§ Source records:
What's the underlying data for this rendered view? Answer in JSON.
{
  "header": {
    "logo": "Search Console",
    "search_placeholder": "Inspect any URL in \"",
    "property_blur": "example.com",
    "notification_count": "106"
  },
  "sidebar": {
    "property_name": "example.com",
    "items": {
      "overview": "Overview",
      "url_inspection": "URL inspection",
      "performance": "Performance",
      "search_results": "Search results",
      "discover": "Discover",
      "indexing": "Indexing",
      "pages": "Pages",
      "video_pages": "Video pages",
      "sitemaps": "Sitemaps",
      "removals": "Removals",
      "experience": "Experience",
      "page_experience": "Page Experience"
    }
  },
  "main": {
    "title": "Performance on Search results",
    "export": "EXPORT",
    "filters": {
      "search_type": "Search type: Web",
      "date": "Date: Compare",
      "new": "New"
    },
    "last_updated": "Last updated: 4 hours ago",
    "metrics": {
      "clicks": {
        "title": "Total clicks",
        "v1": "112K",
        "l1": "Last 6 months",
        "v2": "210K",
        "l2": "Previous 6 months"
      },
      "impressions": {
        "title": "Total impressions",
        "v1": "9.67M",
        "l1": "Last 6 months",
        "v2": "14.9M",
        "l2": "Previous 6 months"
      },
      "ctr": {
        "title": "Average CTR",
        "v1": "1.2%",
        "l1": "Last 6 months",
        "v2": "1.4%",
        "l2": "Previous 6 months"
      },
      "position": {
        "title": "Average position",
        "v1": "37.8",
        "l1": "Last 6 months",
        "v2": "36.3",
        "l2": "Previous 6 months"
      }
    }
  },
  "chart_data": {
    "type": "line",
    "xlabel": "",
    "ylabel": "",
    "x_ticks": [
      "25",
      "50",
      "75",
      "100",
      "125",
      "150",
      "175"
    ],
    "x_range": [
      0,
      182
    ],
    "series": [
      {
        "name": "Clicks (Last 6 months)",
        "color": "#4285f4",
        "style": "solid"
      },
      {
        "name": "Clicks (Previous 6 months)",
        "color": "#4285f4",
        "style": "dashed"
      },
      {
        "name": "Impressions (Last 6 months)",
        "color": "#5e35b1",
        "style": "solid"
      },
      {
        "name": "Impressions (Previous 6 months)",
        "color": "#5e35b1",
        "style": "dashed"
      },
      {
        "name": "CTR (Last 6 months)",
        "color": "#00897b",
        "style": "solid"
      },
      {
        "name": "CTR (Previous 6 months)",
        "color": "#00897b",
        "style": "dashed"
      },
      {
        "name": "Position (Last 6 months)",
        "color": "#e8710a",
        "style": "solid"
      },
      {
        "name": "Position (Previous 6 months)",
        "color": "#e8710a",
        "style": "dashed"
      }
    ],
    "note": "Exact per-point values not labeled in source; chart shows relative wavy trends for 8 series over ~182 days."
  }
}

§ Directions for this task:
Across the data, tally the lines containing "pages" and give back the number alone.

§ Written solution:
2